▶ **What to work on**
Extract the entries in their exact form.

▶ **Entries provided**
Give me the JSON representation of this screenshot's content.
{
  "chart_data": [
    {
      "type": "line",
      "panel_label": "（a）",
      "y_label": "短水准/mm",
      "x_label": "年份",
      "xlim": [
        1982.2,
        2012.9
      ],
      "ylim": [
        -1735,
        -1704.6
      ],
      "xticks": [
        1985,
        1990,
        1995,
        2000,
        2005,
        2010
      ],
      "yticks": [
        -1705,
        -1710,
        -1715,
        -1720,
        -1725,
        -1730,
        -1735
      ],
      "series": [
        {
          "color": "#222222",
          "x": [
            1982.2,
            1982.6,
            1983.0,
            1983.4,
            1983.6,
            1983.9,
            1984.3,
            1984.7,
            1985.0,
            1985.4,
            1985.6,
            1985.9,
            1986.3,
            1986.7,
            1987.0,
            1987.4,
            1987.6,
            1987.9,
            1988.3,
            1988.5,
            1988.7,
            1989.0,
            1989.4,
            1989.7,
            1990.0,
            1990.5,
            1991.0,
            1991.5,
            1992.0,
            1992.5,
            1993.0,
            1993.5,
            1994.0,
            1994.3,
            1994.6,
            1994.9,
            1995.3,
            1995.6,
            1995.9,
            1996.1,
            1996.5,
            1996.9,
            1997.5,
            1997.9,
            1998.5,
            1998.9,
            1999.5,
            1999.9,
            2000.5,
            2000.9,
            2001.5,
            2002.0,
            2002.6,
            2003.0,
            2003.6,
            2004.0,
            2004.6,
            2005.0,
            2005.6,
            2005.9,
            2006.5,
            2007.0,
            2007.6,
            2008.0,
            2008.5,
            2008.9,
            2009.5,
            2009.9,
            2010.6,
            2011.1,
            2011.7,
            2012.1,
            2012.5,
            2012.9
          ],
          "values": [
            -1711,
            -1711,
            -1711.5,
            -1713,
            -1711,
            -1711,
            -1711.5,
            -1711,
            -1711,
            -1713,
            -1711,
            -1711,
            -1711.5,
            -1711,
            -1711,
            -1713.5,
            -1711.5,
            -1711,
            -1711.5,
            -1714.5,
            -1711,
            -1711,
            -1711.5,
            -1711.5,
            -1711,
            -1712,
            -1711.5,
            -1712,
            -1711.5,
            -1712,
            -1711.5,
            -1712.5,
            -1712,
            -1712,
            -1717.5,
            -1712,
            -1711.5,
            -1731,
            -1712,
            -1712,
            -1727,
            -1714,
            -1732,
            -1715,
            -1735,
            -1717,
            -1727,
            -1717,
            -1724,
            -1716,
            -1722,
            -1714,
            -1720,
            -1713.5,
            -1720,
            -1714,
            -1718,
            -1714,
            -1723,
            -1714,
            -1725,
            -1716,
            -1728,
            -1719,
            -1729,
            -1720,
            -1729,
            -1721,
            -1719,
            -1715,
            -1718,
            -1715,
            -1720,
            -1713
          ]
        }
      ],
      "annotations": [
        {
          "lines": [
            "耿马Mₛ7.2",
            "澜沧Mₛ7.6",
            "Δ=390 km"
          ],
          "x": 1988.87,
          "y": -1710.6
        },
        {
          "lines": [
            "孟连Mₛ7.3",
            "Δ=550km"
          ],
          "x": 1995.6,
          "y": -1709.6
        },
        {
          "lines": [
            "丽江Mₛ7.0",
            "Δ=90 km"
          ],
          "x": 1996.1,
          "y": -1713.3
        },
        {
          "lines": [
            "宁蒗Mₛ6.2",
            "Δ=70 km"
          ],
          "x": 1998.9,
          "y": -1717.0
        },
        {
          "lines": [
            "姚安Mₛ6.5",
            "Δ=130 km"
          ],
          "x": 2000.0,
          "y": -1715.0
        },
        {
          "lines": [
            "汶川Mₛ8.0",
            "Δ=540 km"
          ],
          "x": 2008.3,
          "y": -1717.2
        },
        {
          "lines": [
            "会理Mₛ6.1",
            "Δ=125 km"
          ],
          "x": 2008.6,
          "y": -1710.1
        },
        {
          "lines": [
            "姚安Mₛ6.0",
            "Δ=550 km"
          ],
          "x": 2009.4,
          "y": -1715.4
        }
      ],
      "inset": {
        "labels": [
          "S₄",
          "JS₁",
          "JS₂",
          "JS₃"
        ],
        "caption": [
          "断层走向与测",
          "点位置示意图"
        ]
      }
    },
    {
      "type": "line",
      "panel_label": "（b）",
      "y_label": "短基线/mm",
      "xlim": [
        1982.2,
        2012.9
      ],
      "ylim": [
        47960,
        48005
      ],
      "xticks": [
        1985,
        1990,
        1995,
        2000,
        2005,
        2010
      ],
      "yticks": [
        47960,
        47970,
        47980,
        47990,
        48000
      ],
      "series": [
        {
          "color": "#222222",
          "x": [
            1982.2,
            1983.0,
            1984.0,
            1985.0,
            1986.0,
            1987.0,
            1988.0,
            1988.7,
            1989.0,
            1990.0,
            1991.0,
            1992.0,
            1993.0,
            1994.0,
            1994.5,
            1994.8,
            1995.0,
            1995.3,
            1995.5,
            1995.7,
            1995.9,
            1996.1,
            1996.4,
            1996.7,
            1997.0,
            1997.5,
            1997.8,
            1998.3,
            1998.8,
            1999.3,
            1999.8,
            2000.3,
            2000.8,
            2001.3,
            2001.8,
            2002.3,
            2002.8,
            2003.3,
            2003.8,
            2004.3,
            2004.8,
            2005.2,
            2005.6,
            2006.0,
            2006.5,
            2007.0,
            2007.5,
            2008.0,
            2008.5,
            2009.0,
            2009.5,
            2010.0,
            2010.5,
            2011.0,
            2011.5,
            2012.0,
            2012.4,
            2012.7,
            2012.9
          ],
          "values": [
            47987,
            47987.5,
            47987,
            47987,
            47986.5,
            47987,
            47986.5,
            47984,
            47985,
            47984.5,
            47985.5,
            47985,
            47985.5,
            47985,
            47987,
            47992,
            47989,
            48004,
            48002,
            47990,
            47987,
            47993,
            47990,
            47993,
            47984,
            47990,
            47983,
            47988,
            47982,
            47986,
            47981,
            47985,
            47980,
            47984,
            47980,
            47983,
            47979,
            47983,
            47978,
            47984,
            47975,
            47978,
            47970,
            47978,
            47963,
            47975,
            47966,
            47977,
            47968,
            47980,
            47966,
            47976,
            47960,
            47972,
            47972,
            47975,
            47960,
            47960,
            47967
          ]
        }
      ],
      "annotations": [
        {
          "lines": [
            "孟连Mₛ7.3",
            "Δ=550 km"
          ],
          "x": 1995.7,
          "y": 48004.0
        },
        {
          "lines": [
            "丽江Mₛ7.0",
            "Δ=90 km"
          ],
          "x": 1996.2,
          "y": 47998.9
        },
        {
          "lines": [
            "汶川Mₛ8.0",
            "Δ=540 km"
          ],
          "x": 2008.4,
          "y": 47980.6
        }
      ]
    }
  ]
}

▶ **Solution**
Give me the JSON representation of this screenshot's content.
{
  "chart_data": [
    {
      "type": "line",
      "panel_label": "（a）",
      "y_label": "短水准/mm",
      "x_label": "年份",
      "xlim": [
        1982.2,
        2012.9
      ],
      "ylim": [
        -1735,
        -1704.6
      ],
      "xticks": [
        1985,
        1990,
        1995,
        2000,
        2005,
        2010
      ],
      "yticks": [
        -1705,
        -1710,
        -1715,
        -1720,
        -1725,
        -1730,
        -1735
      ],
      "series": [
        {
          "color": "#222222",
          "x": [
            1982.2,
            1982.6,
            1983.0,
            1983.4,
            1983.6,
            1983.9,
            1984.3,
            1984.7,
            1985.0,
            1985.4,
            1985.6,
            1985.9,
            1986.3,
            1986.7,
            1987.0,
            1987.4,
            1987.6,
            1987.9,
            1988.3,
            1988.5,
            1988.7,
            1989.0,
            1989.4,
            1989.7,
            1990.0,
            1990.5,
            1991.0,
            1991.5,
            1992.0,
            1992.5,
            1993.0,
            1993.5,
            1994.0,
            1994.3,
            1994.6,
            1994.9,
            1995.3,
            1995.6,
            1995.9,
            1996.1,
            1996.5,
            1996.9,
            1997.5,
            1997.9,
            1998.5,
            1998.9,
            1999.5,
            1999.9,
            2000.5,
            2000.9,
            2001.5,
            2002.0,
            2002.6,
            2003.0,
            2003.6,
            2004.0,
            2004.6,
            2005.0,
            2005.6,
            2005.9,
            2006.5,
            2007.0,
            2007.6,
            2008.0,
            2008.5,
            2008.9,
            2009.5,
            2009.9,
            2010.6,
            2011.1,
            2011.7,
            2012.1,
            2012.5,
            2012.9
          ],
          "values": [
            -1711,
            -1711,
            -1711.5,
            -1713,
            -1711,
            -1711,
            -1711.5,
            -1711,
            -1711,
            -1713,
            -1711,
            -1711,
            -1711.5,
            -1711,
            -1711,
            -1713.5,
            -1711.5,
            -1711,
            -1711.5,
            -1714.5,
            -1711,
            -1711,
            -1711.5,
            -1711.5,
            -1711,
            -1712,
            -1711.5,
            -1712,
            -1711.5,
            -1712,
            -1711.5,
            -1712.5,
            -1712,
            -1712,
            -1717.5,
            -1712,
            -1711.5,
            -1731,
            -1712,
            -1712,
            -1727,
            -1714,
            -1732,
            -1715,
            -1735,
            -1717,
            -1727,
            -1717,
            -1724,
            -1716,
            -1722,
            -1714,
            -1720,
            -1713.5,
            -1720,
            -1714,
            -1718,
            -1714,
            -1723,
            -1714,
            -1725,
            -1716,
            -1728,
            -1719,
            -1729,
            -1720,
            -1729,
            -1721,
            -1719,
            -1715,
            -1718,
            -1715,
            -1720,
            -1713
          ]
        }
      ],
      "annotations": [
        {
          "lines": [
            "耿马Mₛ7.2",
            "澜沧Mₛ7.6",
            "Δ=390 km"
          ],
          "x": 1988.87,
          "y": -1710.6
        },
        {
          "lines": [
            "孟连Mₛ7.3",
            "Δ=550km"
          ],
          "x": 1995.6,
          "y": -1709.6
        },
        {
          "lines": [
            "丽江Mₛ7.0",
            "Δ=90 km"
          ],
          "x": 1996.1,
          "y": -1713.3
        },
        {
          "lines": [
            "宁蒗Mₛ6.2",
            "Δ=70 km"
          ],
          "x": 1998.9,
          "y": -1717.0
        },
        {
          "lines": [
            "姚安Mₛ6.5",
            "Δ=130 km"
          ],
          "x": 2000.0,
          "y": -1715.0
        },
        {
          "lines": [
            "汶川Mₛ8.0",
            "Δ=540 km"
          ],
          "x": 2008.3,
          "y": -1717.2
        },
        {
          "lines": [
            "会理Mₛ6.1",
            "Δ=125 km"
          ],
          "x": 2008.6,
          "y": -1710.1
        },
        {
          "lines": [
            "姚安Mₛ6.0",
            "Δ=550 km"
          ],
          "x": 2009.4,
          "y": -1715.4
        }
      ],
      "inset": {
        "labels": [
          "S₄",
          "JS₁",
          "JS₂",
          "JS₃"
        ],
        "caption": [
          "断层走向与测",
          "点位置示意图"
        ]
      }
    },
    {
      "type": "line",
      "panel_label": "（b）",
      "y_label": "短基线/mm",
      "xlim": [
        1982.2,
        2012.9
      ],
      "ylim": [
        47960,
        48005
      ],
      "xticks": [
        1985,
        1990,
        1995,
        2000,
        2005,
        2010
      ],
      "yticks": [
        47960,
        47970,
        47980,
        47990,
        48000
      ],
      "series": [
        {
          "color": "#222222",
          "x": [
            1982.2,
            1983.0,
            1984.0,
            1985.0,
            1986.0,
            1987.0,
            1988.0,
            1988.7,
            1989.0,
            1990.0,
            1991.0,
            1992.0,
            1993.0,
            1994.0,
            1994.5,
            1994.8,
            1995.0,
            1995.3,
            1995.5,
            1995.7,
            1995.9,
            1996.1,
            1996.4,
            1996.7,
            1997.0,
            1997.5,
            1997.8,
            1998.3,
            1998.8,
            1999.3,
            1999.8,
            2000.3,
            2000.8,
            2001.3,
            2001.8,
            2002.3,
            2002.8,
            2003.3,
            2003.8,
            2004.3,
            2004.8,
            2005.2,
            2005.6,
            2006.0,
            2006.5,
            2007.0,
            2007.5,
            2008.0,
            2008.5,
            2009.0,
            2009.5,
            2010.0,
            2010.5,
            2011.0,
            2011.5,
            2012.0,
            2012.4,
            2012.7,
            2012.9
          ],
          "values": [
            47987,
            47987.5,
            47987,
            47987,
            47986.5,
            47987,
            47986.5,
            47984,
            47985,
            47984.5,
            47985.5,
            47985,
            47985.5,
            47985,
            47987,
            47992,
            47989,
            48004,
            48002,
            47990,
            47987,
            47993,
            47990,
            47993,
            47984,
            47990,
            47983,
            47988,
            47982,
            47986,
            47981,
            47985,
            47980,
            47984,
            47980,
            47983,
            47979,
            47983,
            47978,
            47984,
            47975,
            47978,
            47970,
            47978,
            47963,
            47975,
            47966,
            47977,
            47968,
            47980,
            47966,
            47976,
            47960,
            47972,
            47972,
            47975,
            47960,
            47960,
            47967
          ]
        }
      ],
      "annotations": [
        {
          "lines": [
            "孟连Mₛ7.3",
            "Δ=550 km"
          ],
          "x": 1995.7,
          "y": 48004.0
        },
        {
          "lines": [
            "丽江Mₛ7.0",
            "Δ=90 km"
          ],
          "x": 1996.2,
          "y": 47998.9
        },
        {
          "lines": [
            "汶川Mₛ8.0",
            "Δ=540 km"
          ],
          "x": 2008.4,
          "y": 47980.6
        }
      ]
    }
  ]
}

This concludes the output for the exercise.